*Set exercise:* Write the data out again, exactly as given.

Figure contents as structured data:
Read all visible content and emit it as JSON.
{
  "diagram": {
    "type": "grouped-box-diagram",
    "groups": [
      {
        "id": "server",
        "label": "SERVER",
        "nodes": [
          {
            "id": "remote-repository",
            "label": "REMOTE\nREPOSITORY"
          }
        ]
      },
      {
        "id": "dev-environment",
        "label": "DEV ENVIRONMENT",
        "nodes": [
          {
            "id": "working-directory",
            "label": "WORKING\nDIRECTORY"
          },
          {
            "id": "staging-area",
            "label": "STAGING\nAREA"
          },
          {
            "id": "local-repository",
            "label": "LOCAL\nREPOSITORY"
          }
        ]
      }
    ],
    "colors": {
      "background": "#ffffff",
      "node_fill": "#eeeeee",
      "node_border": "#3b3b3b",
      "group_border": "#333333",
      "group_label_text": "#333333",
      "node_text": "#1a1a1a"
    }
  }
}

*Solution to the exercise:*
Read all visible content and emit it as JSON.
{
  "diagram": {
    "type": "grouped-box-diagram",
    "groups": [
      {
        "id": "server",
        "label": "SERVER",
        "nodes": [
          {
            "id": "remote-repository",
            "label": "REMOTE\nREPOSITORY"
          }
        ]
      },
      {
        "id": "dev-environment",
        "label": "DEV ENVIRONMENT",
        "nodes": [
          {
            "id": "working-directory",
            "label": "WORKING\nDIRECTORY"
          },
          {
            "id": "staging-area",
            "label": "STAGING\nAREA"
          },
          {
            "id": "local-repository",
            "label": "LOCAL\nREPOSITORY"
          }
        ]
      }
    ],
    "colors": {
      "background": "#ffffff",
      "node_fill": "#eeeeee",
      "node_border": "#3b3b3b",
      "group_border": "#333333",
      "group_label_text": "#333333",
      "node_text": "#1a1a1a"
    }
  }
}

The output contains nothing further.